__Problem__:
What lines of the data hold the string "these"? Pull each one out.

::: Exercise input

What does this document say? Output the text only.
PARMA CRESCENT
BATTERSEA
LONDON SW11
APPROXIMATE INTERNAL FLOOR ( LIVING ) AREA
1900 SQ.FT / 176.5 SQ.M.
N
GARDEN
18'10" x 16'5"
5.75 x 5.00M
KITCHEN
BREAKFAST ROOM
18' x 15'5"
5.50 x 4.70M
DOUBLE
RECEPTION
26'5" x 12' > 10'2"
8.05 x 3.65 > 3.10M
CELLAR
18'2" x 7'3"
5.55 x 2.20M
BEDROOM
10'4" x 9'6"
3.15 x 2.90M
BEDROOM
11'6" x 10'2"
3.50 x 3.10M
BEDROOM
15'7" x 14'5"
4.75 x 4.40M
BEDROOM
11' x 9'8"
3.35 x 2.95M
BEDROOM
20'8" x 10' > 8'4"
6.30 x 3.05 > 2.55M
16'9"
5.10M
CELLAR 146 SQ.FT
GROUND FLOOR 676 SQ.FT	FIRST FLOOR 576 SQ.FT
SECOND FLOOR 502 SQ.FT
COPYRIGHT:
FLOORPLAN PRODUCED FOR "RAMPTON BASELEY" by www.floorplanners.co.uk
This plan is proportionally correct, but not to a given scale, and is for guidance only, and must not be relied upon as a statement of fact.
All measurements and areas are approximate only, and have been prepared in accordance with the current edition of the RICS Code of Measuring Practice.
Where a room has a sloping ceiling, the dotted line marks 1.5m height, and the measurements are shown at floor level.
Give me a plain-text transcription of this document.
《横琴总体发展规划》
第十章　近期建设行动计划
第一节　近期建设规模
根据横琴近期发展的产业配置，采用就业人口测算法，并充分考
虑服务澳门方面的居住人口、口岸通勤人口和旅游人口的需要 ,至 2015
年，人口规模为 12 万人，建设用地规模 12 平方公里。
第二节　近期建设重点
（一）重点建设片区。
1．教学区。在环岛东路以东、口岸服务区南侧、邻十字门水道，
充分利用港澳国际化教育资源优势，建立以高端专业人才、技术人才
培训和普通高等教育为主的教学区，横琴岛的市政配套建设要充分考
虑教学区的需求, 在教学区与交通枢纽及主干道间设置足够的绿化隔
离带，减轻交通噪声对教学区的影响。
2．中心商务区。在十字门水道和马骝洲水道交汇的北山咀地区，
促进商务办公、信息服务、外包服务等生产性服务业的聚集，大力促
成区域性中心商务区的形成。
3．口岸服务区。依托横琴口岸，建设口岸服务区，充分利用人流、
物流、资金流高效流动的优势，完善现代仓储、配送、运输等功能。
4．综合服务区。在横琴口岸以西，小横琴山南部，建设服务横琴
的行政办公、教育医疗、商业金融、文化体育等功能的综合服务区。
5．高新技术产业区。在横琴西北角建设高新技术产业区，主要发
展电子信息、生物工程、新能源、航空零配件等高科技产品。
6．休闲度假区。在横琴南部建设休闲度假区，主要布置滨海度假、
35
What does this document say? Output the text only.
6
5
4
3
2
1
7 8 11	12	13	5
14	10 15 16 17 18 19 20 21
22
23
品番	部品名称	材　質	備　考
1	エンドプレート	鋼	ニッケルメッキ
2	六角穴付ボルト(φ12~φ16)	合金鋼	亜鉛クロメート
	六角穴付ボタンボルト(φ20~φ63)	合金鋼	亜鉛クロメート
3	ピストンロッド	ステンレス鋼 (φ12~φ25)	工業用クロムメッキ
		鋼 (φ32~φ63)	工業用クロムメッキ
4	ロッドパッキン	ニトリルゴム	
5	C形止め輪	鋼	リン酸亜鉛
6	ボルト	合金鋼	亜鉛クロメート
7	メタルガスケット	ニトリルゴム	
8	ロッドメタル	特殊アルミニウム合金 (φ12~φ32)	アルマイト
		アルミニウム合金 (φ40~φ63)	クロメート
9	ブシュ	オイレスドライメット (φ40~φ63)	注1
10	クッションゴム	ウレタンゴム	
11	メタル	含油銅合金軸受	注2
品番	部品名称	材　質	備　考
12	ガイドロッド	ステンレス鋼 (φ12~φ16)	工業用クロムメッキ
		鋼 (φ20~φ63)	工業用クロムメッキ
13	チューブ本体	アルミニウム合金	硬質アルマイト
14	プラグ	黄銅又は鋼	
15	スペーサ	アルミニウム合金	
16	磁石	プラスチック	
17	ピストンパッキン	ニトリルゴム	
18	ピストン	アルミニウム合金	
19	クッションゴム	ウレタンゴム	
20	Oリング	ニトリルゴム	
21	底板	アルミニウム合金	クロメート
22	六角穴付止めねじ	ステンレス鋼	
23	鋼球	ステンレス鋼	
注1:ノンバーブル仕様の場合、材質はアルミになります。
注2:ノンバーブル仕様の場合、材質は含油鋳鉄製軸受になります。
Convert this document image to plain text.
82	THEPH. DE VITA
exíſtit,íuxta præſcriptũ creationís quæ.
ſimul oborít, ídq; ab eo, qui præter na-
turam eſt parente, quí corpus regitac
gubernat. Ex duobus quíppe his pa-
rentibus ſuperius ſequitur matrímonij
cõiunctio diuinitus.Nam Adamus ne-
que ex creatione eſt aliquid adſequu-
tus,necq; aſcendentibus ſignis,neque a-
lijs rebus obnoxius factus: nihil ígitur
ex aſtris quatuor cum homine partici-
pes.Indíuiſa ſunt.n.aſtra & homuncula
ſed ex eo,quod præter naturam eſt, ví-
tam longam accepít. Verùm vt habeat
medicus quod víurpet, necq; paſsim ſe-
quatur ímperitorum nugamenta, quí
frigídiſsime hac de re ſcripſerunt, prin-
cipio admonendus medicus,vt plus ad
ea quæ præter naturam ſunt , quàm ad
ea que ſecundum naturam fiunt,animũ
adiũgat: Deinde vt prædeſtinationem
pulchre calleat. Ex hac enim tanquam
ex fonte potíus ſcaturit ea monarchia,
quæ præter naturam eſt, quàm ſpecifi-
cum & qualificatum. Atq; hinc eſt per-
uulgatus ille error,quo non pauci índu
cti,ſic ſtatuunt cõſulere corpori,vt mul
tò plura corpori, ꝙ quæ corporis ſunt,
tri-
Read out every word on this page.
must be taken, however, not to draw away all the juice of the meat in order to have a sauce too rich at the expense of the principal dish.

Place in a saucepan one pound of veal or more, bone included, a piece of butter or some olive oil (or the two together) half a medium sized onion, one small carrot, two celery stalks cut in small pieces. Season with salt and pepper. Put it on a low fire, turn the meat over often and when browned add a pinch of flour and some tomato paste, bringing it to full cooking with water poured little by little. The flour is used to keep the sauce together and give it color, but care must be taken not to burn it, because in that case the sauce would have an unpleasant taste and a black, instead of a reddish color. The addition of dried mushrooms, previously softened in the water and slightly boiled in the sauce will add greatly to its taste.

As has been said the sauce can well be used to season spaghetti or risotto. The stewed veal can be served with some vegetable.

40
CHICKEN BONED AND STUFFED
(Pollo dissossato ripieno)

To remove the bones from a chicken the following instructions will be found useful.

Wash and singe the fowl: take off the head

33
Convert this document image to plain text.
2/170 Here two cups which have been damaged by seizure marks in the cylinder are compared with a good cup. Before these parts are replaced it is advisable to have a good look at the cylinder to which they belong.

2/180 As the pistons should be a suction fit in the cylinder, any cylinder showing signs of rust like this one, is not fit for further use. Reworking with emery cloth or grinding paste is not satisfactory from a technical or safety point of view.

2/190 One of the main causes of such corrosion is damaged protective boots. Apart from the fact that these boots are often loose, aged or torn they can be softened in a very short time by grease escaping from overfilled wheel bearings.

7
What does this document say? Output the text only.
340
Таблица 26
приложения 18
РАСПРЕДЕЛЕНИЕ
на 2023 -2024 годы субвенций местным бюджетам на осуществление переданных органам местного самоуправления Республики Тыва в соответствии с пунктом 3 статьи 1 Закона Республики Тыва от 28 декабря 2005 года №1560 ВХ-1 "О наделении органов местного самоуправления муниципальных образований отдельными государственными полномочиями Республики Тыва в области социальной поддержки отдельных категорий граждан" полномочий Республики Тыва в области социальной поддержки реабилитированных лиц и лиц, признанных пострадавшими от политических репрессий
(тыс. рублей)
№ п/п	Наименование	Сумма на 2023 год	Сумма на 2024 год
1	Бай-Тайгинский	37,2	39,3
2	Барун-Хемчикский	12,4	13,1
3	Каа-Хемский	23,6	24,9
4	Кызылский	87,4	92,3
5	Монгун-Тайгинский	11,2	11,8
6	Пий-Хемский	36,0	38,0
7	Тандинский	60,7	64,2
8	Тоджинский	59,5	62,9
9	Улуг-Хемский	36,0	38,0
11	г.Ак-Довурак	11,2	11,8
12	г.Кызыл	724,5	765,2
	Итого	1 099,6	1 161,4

::::::

__Output below__:
2/170 Here two cups which have been damaged by seizure marks in the cylinder are compared with a good cup. Before these parts are replaced it is advisable to have a good look at the cylinder to which they belong.
2/190 One of the main causes of such corrosion is damaged protective boots. Apart from the fact that these boots are often loose, aged or torn they can be softened in a very short time by grease escaping from overfilled wheel bearings.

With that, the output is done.